====== INPUT ======

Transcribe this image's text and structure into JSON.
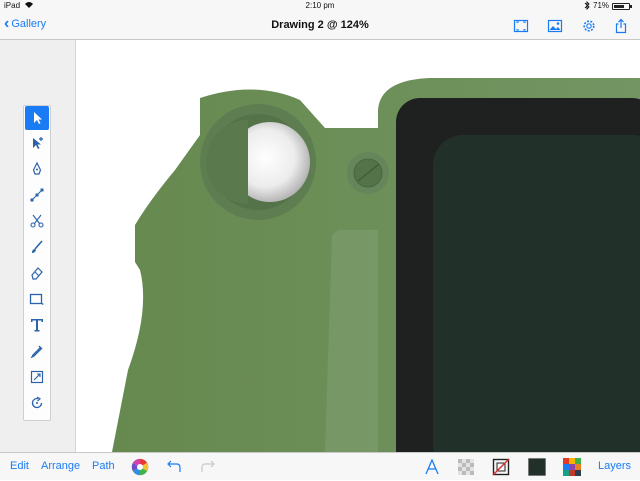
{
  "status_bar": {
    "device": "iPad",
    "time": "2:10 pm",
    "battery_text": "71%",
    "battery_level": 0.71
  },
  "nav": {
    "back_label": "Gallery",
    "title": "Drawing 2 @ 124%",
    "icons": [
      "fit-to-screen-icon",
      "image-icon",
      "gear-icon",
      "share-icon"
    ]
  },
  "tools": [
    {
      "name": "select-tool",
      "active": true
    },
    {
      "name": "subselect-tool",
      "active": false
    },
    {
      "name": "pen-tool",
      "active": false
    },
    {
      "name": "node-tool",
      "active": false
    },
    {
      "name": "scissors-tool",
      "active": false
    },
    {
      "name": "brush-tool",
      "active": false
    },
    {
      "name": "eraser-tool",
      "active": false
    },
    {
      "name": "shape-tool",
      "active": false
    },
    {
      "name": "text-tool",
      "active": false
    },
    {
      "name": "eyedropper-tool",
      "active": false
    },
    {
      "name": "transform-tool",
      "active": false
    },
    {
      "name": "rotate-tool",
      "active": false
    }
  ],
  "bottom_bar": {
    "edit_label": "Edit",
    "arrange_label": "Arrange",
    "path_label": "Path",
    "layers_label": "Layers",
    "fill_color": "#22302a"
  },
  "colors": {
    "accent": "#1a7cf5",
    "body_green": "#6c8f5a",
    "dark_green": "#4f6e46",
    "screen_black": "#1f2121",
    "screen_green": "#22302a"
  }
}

======

→ **AIM OF THE EXERCISE**: Select and copy every line of the material that holds the string "image".

→ **FINAL RESULT**:
Transcribe this image's text and structure into JSON.
      "image-icon",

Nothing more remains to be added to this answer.